Start of GIVEN RECORDS

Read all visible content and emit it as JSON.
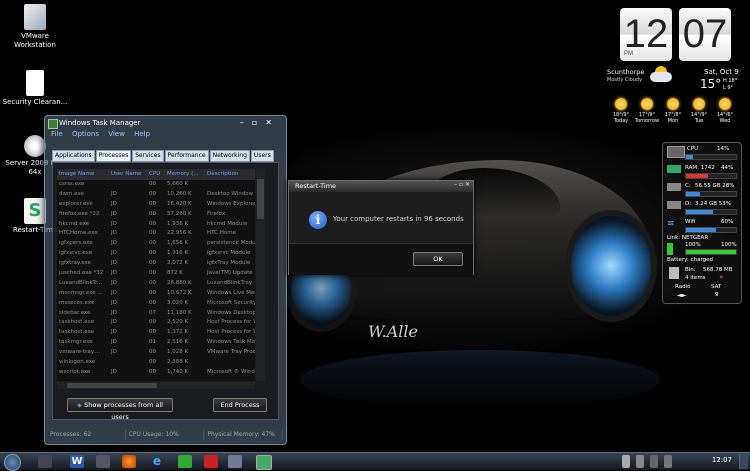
{
  "desktop_icons": [
    {
      "label": "VMware Workstation"
    },
    {
      "label": "Security Clearan..."
    },
    {
      "label": "Server 2008 RC2 64x"
    },
    {
      "label": "Restart-Time"
    }
  ],
  "task_manager": {
    "title": "Windows Task Manager",
    "menu": [
      "File",
      "Options",
      "View",
      "Help"
    ],
    "tabs": [
      "Applications",
      "Processes",
      "Services",
      "Performance",
      "Networking",
      "Users"
    ],
    "columns": [
      "Image Name",
      "User Name",
      "CPU",
      "Memory (...",
      "Description"
    ],
    "rows": [
      [
        "csrss.exe",
        "",
        "00",
        "5,660 K",
        ""
      ],
      [
        "dwm.exe",
        "JD",
        "00",
        "10,260 K",
        "Desktop Window M"
      ],
      [
        "explorer.exe",
        "JD",
        "00",
        "16,420 K",
        "Windows Explorer"
      ],
      [
        "firefox.exe *32",
        "JD",
        "00",
        "57,260 K",
        "Firefox"
      ],
      [
        "hkcmd.exe",
        "JD",
        "00",
        "1,936 K",
        "hkcmd Module"
      ],
      [
        "HTCHome.exe",
        "JD",
        "00",
        "22,956 K",
        "HTC Home"
      ],
      [
        "igfxpers.exe",
        "JD",
        "00",
        "1,656 K",
        "persistence Module"
      ],
      [
        "igfxsrvc.exe",
        "JD",
        "00",
        "1,916 K",
        "igfxsrvc Module"
      ],
      [
        "igfxtray.exe",
        "JD",
        "00",
        "2,072 K",
        "igfxTray Module"
      ],
      [
        "jusched.exe *32",
        "JD",
        "00",
        "872 K",
        "Java(TM) Update"
      ],
      [
        "LuxandBlinkTr...",
        "JD",
        "00",
        "28,880 K",
        "LuxandBlinkTray"
      ],
      [
        "msnmsgr.exe ...",
        "JD",
        "00",
        "10,672 K",
        "Windows Live Mes"
      ],
      [
        "msseces.exe",
        "JD",
        "00",
        "3,020 K",
        "Microsoft Security"
      ],
      [
        "sidebar.exe",
        "JD",
        "07",
        "11,180 K",
        "Windows Desktop"
      ],
      [
        "taskhost.exe",
        "JD",
        "00",
        "2,520 K",
        "Host Process for W"
      ],
      [
        "taskhost.exe",
        "JD",
        "00",
        "1,372 K",
        "Host Process for W"
      ],
      [
        "taskmgr.exe",
        "JD",
        "01",
        "2,516 K",
        "Windows Task Man"
      ],
      [
        "vmware-tray....",
        "JD",
        "00",
        "1,028 K",
        "VMware Tray Proc"
      ],
      [
        "winlogon.exe",
        "",
        "00",
        "2,388 K",
        ""
      ],
      [
        "wscript.exe",
        "JD",
        "00",
        "1,740 K",
        "Microsoft ® Wind"
      ]
    ],
    "show_all_label": "Show processes from all users",
    "end_process_label": "End Process",
    "status": {
      "processes": "Processes: 62",
      "cpu": "CPU Usage: 10%",
      "memory": "Physical Memory: 47%"
    }
  },
  "dialog": {
    "title": "Restart-Time",
    "message": "Your computer restarts in 96 seconds",
    "ok_label": "OK"
  },
  "clock": {
    "hour": "12",
    "minute": "07",
    "ampm": "PM"
  },
  "weather": {
    "city": "Scunthorpe",
    "condition": "Mostly Cloudy",
    "date": "Sat, Oct 9",
    "temp": "15°",
    "hi": "H 18°",
    "lo": "L 9°",
    "forecast": [
      {
        "temps": "18°/9°",
        "day": "Today"
      },
      {
        "temps": "17°/9°",
        "day": "Tomorrow"
      },
      {
        "temps": "17°/8°",
        "day": "Mon"
      },
      {
        "temps": "14°/9°",
        "day": "Tue"
      },
      {
        "temps": "14°/6°",
        "day": "Wed"
      }
    ]
  },
  "gauges": {
    "cpu_label": "CPU",
    "cpu_value": "14%",
    "ram_label": "RAM: 1742",
    "ram_value": "44%",
    "c_label": "C:",
    "c_value": "56.55 GB 28%",
    "d_label": "D:",
    "d_value": "3.24 GB 53%",
    "wifi_label": "Wifi",
    "wifi_value": "60%",
    "link": "Link: NETGEAR",
    "battery_value": "100%",
    "battery_value2": "100%",
    "battery_status": "Battery: charged",
    "bin_label": "Bin:",
    "bin_size": "568.78 MB",
    "bin_items": "4 items",
    "radio_label": "Radio",
    "day": "SAT",
    "daynum": "9"
  },
  "taskbar": {
    "time": "12:07"
  }
}
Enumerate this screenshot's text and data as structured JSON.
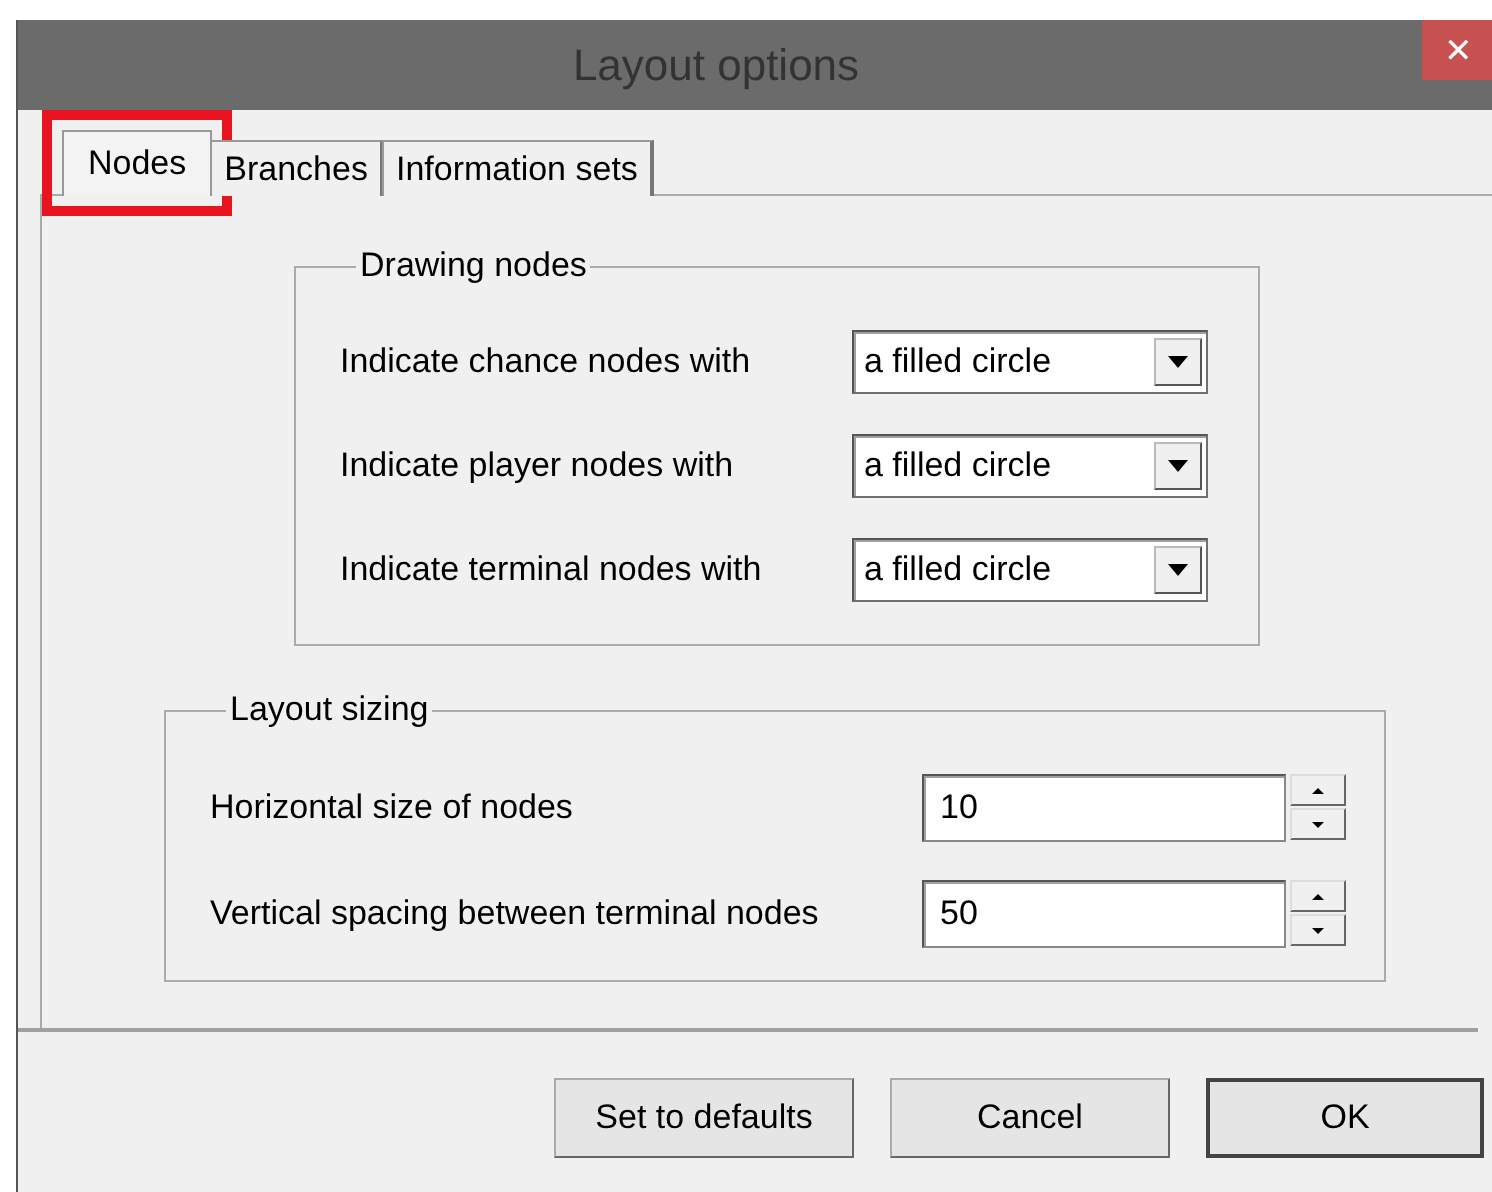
{
  "window": {
    "title": "Layout options",
    "close": "✕"
  },
  "tabs": [
    {
      "label": "Nodes",
      "selected": true,
      "highlighted": true
    },
    {
      "label": "Branches",
      "selected": false,
      "highlighted": false
    },
    {
      "label": "Information sets",
      "selected": false,
      "highlighted": false
    }
  ],
  "groups": [
    {
      "title": "Drawing nodes",
      "kind": "combo",
      "rows": [
        {
          "label": "Indicate chance nodes with",
          "value": "a filled circle"
        },
        {
          "label": "Indicate player nodes with",
          "value": "a filled circle"
        },
        {
          "label": "Indicate terminal nodes with",
          "value": "a filled circle"
        }
      ]
    },
    {
      "title": "Layout sizing",
      "kind": "spin",
      "rows": [
        {
          "label": "Horizontal size of nodes",
          "value": "10"
        },
        {
          "label": "Vertical spacing between terminal nodes",
          "value": "50"
        }
      ]
    }
  ],
  "buttons": [
    {
      "label": "Set to defaults",
      "default": false
    },
    {
      "label": "Cancel",
      "default": false
    },
    {
      "label": "OK",
      "default": true
    }
  ]
}
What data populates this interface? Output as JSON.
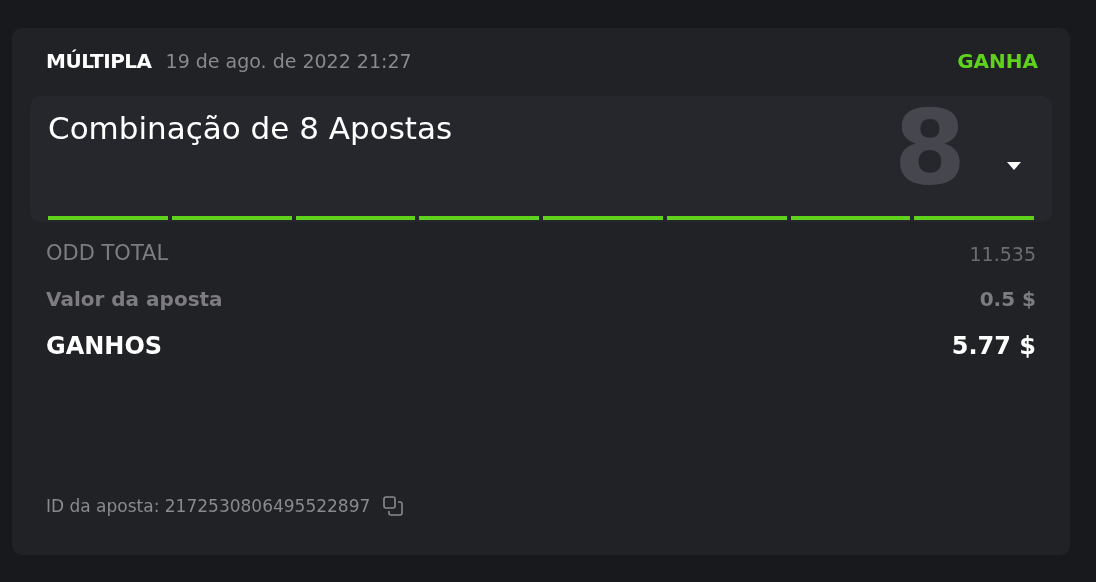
{
  "bet": {
    "type": "MÚLTIPLA",
    "date": "19 de ago. de 2022 21:27",
    "status": "GANHA",
    "won": true
  },
  "combo": {
    "title": "Combinação de 8 Apostas",
    "count": "8",
    "expanded": false,
    "legs": [
      {
        "color": "#5fd31c"
      },
      {
        "color": "#5fd31c"
      },
      {
        "color": "#5fd31c"
      },
      {
        "color": "#5fd31c"
      },
      {
        "color": "#5fd31c"
      },
      {
        "color": "#5fd31c"
      },
      {
        "color": "#5fd31c"
      },
      {
        "color": "#5fd31c"
      }
    ]
  },
  "summary": [
    {
      "kind": "light",
      "label": "ODD TOTAL",
      "value": "11.535"
    },
    {
      "kind": "bold",
      "label": "Valor da aposta",
      "value": "0.5 $"
    },
    {
      "kind": "strong",
      "label": "GANHOS",
      "value": "5.77 $"
    }
  ],
  "footer": {
    "bet_id": "ID da aposta: 2172530806495522897"
  }
}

End of GIVEN RECORDS

** WORK TO BE COMPLETED **
Output a faithful copy of the data, with each picture left out.

** TASK OUTPUT **
Read all visible content and emit it as JSON.
{
  "desktop_icons": [
    {
      "label": "VMware Workstation"
    },
    {
      "label": "Security Clearan..."
    },
    {
      "label": "Server 2008 RC2 64x"
    },
    {
      "label": "Restart-Time"
    }
  ],
  "task_manager": {
    "title": "Windows Task Manager",
    "menu": [
      "File",
      "Options",
      "View",
      "Help"
    ],
    "tabs": [
      "Applications",
      "Processes",
      "Services",
      "Performance",
      "Networking",
      "Users"
    ],
    "columns": [
      "Image Name",
      "User Name",
      "CPU",
      "Memory (...",
      "Description"
    ],
    "rows": [
      [
        "csrss.exe",
        "",
        "00",
        "5,660 K",
        ""
      ],
      [
        "dwm.exe",
        "JD",
        "00",
        "10,260 K",
        "Desktop Window M"
      ],
      [
        "explorer.exe",
        "JD",
        "00",
        "16,420 K",
        "Windows Explorer"
      ],
      [
        "firefox.exe *32",
        "JD",
        "00",
        "57,260 K",
        "Firefox"
      ],
      [
        "hkcmd.exe",
        "JD",
        "00",
        "1,936 K",
        "hkcmd Module"
      ],
      [
        "HTCHome.exe",
        "JD",
        "00",
        "22,956 K",
        "HTC Home"
      ],
      [
        "igfxpers.exe",
        "JD",
        "00",
        "1,656 K",
        "persistence Module"
      ],
      [
        "igfxsrvc.exe",
        "JD",
        "00",
        "1,916 K",
        "igfxsrvc Module"
      ],
      [
        "igfxtray.exe",
        "JD",
        "00",
        "2,072 K",
        "igfxTray Module"
      ],
      [
        "jusched.exe *32",
        "JD",
        "00",
        "872 K",
        "Java(TM) Update"
      ],
      [
        "LuxandBlinkTr...",
        "JD",
        "00",
        "28,880 K",
        "LuxandBlinkTray"
      ],
      [
        "msnmsgr.exe ...",
        "JD",
        "00",
        "10,672 K",
        "Windows Live Mes"
      ],
      [
        "msseces.exe",
        "JD",
        "00",
        "3,020 K",
        "Microsoft Security"
      ],
      [
        "sidebar.exe",
        "JD",
        "07",
        "11,180 K",
        "Windows Desktop"
      ],
      [
        "taskhost.exe",
        "JD",
        "00",
        "2,520 K",
        "Host Process for W"
      ],
      [
        "taskhost.exe",
        "JD",
        "00",
        "1,372 K",
        "Host Process for W"
      ],
      [
        "taskmgr.exe",
        "JD",
        "01",
        "2,516 K",
        "Windows Task Man"
      ],
      [
        "vmware-tray....",
        "JD",
        "00",
        "1,028 K",
        "VMware Tray Proc"
      ],
      [
        "winlogon.exe",
        "",
        "00",
        "2,388 K",
        ""
      ],
      [
        "wscript.exe",
        "JD",
        "00",
        "1,740 K",
        "Microsoft ® Wind"
      ]
    ],
    "show_all_label": "Show processes from all users",
    "end_process_label": "End Process",
    "status": {
      "processes": "Processes: 62",
      "cpu": "CPU Usage: 10%",
      "memory": "Physical Memory: 47%"
    }
  },
  "dialog": {
    "title": "Restart-Time",
    "message": "Your computer restarts in 96 seconds",
    "ok_label": "OK"
  },
  "clock": {
    "hour": "12",
    "minute": "07",
    "ampm": "PM"
  },
  "weather": {
    "city": "Scunthorpe",
    "condition": "Mostly Cloudy",
    "date": "Sat, Oct 9",
    "temp": "15°",
    "hi": "H 18°",
    "lo": "L 9°",
    "forecast": [
      {
        "temps": "18°/9°",
        "day": "Today"
      },
      {
        "temps": "17°/9°",
        "day": "Tomorrow"
      },
      {
        "temps": "17°/8°",
        "day": "Mon"
      },
      {
        "temps": "14°/9°",
        "day": "Tue"
      },
      {
        "temps": "14°/6°",
        "day": "Wed"
      }
    ]
  },
  "gauges": {
    "cpu_label": "CPU",
    "cpu_value": "14%",
    "ram_label": "RAM: 1742",
    "ram_value": "44%",
    "c_label": "C:",
    "c_value": "56.55 GB 28%",
    "d_label": "D:",
    "d_value": "3.24 GB 53%",
    "wifi_label": "Wifi",
    "wifi_value": "60%",
    "link": "Link: NETGEAR",
    "battery_value": "100%",
    "battery_value2": "100%",
    "battery_status": "Battery: charged",
    "bin_label": "Bin:",
    "bin_size": "568.78 MB",
    "bin_items": "4 items",
    "radio_label": "Radio",
    "day": "SAT",
    "daynum": "9"
  },
  "taskbar": {
    "time": "12:07"
  }
}
Enumerate this screenshot's text and data as structured JSON.
{
  "window": {
    "title": "Layout options",
    "close": "✕"
  },
  "tabs": [
    {
      "label": "Nodes",
      "selected": true,
      "highlighted": true
    },
    {
      "label": "Branches",
      "selected": false,
      "highlighted": false
    },
    {
      "label": "Information sets",
      "selected": false,
      "highlighted": false
    }
  ],
  "groups": [
    {
      "title": "Drawing nodes",
      "kind": "combo",
      "rows": [
        {
          "label": "Indicate chance nodes with",
          "value": "a filled circle"
        },
        {
          "label": "Indicate player nodes with",
          "value": "a filled circle"
        },
        {
          "label": "Indicate terminal nodes with",
          "value": "a filled circle"
        }
      ]
    },
    {
      "title": "Layout sizing",
      "kind": "spin",
      "rows": [
        {
          "label": "Horizontal size of nodes",
          "value": "10"
        },
        {
          "label": "Vertical spacing between terminal nodes",
          "value": "50"
        }
      ]
    }
  ],
  "buttons": [
    {
      "label": "Set to defaults",
      "default": false
    },
    {
      "label": "Cancel",
      "default": false
    },
    {
      "label": "OK",
      "default": true
    }
  ]
}
What data populates this interface? Output as JSON.
{
  "bet": {
    "type": "MÚLTIPLA",
    "date": "19 de ago. de 2022 21:27",
    "status": "GANHA",
    "won": true
  },
  "combo": {
    "title": "Combinação de 8 Apostas",
    "count": "8",
    "expanded": false,
    "legs": [
      {
        "color": "#5fd31c"
      },
      {
        "color": "#5fd31c"
      },
      {
        "color": "#5fd31c"
      },
      {
        "color": "#5fd31c"
      },
      {
        "color": "#5fd31c"
      },
      {
        "color": "#5fd31c"
      },
      {
        "color": "#5fd31c"
      },
      {
        "color": "#5fd31c"
      }
    ]
  },
  "summary": [
    {
      "kind": "light",
      "label": "ODD TOTAL",
      "value": "11.535"
    },
    {
      "kind": "bold",
      "label": "Valor da aposta",
      "value": "0.5 $"
    },
    {
      "kind": "strong",
      "label": "GANHOS",
      "value": "5.77 $"
    }
  ],
  "footer": {
    "bet_id": "ID da aposta: 2172530806495522897"
  }
}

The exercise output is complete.